● **PROBLEM DESCRIPTION**
Identify, in the records below, every line where the string "text" appears, and copy each such line.

--- Start INPUT RECORDS ---

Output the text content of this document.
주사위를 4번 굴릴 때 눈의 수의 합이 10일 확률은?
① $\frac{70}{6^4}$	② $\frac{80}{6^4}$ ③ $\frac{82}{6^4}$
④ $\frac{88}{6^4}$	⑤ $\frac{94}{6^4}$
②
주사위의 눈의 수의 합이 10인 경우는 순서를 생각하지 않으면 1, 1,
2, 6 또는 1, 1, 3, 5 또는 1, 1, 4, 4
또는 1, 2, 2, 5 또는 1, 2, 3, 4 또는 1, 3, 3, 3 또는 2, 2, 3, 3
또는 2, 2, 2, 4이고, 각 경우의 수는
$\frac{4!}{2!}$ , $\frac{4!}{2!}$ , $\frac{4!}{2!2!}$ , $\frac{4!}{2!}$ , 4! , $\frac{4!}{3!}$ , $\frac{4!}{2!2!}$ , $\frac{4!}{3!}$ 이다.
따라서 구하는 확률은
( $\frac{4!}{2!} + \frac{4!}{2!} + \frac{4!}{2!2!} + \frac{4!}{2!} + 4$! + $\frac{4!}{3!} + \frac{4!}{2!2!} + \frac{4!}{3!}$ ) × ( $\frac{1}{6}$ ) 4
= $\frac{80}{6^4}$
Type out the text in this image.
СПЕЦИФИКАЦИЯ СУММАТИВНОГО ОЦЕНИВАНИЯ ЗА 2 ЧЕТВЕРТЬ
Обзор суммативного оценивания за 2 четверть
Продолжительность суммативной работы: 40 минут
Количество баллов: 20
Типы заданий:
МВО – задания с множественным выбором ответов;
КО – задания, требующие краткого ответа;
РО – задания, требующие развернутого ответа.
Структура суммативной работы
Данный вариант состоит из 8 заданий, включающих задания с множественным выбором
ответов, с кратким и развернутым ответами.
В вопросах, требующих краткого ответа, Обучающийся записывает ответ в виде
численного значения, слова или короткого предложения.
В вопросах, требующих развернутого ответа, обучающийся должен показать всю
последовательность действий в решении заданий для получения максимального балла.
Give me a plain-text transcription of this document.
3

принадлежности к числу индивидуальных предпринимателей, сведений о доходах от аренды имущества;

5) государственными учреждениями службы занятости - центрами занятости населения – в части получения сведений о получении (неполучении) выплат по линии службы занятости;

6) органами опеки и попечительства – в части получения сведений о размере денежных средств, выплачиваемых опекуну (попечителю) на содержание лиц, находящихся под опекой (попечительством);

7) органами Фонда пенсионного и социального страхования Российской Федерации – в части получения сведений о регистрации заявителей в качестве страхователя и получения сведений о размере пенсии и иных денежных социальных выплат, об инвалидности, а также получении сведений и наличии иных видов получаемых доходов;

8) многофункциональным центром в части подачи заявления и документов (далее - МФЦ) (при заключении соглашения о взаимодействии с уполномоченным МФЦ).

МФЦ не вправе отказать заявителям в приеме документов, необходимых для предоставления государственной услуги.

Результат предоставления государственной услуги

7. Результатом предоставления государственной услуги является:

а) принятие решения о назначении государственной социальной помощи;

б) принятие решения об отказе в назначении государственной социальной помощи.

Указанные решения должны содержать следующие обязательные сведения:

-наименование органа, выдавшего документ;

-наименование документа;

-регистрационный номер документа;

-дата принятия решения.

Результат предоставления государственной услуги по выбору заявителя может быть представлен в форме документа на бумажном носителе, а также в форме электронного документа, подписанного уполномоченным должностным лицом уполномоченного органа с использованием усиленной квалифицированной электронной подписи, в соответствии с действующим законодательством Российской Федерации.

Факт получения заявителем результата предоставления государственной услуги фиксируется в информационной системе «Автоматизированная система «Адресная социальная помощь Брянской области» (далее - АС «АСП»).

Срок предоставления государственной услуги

--- End INPUT RECORDS ---

● **COMPLETE ANSWER**
Output the text content of this document.
Type out the text in this image.
Give me a plain-text transcription of this document.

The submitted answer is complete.